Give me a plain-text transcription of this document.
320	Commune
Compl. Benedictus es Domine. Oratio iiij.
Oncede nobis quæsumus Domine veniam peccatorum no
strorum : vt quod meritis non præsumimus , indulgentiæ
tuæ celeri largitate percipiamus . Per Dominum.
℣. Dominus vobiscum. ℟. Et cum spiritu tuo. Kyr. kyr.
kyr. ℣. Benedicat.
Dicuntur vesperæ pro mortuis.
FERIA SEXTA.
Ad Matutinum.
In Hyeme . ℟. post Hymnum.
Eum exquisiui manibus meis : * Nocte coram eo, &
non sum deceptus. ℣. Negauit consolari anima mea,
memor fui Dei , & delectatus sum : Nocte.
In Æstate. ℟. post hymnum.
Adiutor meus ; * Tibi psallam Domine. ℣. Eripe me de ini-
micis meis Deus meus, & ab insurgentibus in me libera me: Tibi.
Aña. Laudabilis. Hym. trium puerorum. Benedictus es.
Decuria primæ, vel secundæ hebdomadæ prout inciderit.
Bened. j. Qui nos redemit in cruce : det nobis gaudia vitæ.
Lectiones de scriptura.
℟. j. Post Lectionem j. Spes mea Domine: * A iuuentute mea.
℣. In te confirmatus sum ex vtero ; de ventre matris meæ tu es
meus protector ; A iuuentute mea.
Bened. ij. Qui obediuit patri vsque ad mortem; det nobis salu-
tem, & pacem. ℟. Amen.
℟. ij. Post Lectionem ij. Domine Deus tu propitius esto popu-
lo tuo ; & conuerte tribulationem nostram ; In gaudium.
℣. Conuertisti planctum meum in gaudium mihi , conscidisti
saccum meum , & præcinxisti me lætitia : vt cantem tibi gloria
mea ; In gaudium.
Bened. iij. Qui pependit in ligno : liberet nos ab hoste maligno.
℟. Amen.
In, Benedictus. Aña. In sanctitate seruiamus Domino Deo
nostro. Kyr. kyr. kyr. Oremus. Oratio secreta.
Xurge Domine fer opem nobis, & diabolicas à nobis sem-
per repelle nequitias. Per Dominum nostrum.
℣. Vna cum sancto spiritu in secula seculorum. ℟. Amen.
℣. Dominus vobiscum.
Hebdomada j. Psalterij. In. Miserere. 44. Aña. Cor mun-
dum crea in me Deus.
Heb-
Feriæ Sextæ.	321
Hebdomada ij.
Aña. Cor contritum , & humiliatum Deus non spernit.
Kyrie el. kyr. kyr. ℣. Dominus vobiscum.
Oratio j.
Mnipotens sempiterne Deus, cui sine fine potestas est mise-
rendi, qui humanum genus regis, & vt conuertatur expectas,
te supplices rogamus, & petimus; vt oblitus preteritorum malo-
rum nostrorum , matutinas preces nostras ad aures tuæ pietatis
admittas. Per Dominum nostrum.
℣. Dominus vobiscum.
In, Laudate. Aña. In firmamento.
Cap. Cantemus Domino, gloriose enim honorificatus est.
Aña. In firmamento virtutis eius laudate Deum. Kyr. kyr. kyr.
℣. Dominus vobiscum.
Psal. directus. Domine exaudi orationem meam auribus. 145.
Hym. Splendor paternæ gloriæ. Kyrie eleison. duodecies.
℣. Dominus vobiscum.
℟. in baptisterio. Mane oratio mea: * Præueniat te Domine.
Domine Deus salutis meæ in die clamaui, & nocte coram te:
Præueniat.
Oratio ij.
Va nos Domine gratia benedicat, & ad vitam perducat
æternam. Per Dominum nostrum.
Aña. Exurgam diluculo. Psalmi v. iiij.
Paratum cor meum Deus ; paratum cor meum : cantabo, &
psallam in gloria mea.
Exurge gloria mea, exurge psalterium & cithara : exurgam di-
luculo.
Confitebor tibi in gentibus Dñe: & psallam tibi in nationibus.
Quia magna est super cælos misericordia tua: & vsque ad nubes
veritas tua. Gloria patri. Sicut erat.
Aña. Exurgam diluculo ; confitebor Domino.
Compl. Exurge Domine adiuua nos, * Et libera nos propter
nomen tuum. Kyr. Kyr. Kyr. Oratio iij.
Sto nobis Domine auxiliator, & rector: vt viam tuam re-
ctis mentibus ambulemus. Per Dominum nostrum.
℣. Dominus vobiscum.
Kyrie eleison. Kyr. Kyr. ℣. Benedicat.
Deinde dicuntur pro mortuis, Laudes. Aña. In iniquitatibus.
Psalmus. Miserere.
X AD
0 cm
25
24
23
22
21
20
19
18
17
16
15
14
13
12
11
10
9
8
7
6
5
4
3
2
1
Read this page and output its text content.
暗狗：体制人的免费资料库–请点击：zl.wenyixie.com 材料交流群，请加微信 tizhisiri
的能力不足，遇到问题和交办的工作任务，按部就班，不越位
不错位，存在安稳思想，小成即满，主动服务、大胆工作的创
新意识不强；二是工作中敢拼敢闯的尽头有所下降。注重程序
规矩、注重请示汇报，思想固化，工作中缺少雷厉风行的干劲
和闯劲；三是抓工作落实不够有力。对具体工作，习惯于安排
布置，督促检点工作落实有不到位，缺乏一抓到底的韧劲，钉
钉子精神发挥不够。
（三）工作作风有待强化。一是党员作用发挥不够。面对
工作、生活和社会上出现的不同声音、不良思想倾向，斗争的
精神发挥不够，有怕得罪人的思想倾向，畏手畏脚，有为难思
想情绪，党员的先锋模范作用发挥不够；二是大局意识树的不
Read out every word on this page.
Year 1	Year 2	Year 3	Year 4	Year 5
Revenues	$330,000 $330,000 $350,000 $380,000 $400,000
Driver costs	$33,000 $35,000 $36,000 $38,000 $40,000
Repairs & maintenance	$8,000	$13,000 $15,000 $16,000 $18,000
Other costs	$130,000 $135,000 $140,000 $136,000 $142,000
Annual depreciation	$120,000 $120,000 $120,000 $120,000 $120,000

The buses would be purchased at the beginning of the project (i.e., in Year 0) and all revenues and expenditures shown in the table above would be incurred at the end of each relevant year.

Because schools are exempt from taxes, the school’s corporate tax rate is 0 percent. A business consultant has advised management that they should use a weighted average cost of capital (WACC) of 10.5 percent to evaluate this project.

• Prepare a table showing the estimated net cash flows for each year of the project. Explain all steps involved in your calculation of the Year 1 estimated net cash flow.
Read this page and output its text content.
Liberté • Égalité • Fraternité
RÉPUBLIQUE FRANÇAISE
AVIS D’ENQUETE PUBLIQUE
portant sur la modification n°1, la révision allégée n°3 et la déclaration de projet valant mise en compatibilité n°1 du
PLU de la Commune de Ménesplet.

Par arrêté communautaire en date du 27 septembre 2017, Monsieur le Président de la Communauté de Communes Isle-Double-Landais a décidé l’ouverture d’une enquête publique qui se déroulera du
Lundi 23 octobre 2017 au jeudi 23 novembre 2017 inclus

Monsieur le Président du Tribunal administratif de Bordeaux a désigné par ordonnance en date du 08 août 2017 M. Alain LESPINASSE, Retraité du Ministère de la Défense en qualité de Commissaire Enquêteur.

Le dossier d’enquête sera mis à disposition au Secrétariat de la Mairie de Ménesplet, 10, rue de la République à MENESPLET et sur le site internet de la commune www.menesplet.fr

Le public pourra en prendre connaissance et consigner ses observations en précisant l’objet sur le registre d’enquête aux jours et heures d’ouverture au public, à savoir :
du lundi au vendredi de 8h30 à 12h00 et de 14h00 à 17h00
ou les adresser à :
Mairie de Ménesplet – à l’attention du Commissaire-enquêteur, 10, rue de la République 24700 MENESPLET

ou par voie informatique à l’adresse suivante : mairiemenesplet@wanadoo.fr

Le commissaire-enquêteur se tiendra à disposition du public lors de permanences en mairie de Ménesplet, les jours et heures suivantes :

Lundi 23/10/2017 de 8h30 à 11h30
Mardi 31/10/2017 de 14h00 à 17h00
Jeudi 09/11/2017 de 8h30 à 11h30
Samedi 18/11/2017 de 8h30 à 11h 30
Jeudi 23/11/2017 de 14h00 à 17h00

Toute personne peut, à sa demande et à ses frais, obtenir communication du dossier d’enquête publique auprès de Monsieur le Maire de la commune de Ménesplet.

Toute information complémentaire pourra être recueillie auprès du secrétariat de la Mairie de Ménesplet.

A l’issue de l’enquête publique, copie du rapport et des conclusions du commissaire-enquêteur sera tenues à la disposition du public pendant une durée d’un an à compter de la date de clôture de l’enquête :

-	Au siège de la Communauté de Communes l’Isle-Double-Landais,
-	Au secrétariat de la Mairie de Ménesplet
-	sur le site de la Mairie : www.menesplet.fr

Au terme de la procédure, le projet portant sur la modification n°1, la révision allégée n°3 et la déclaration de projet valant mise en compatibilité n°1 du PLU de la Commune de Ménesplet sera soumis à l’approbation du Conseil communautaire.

### PROMPT
Go through the preceding material and copy each line that has the word "psallam".

### REPLY
Adiutor meus ; * Tibi psallam Domine. ℣. Eripe me de ini-
psallam in gloria mea.
Confitebor tibi in gentibus Dñe: & psallam tibi in nationibus.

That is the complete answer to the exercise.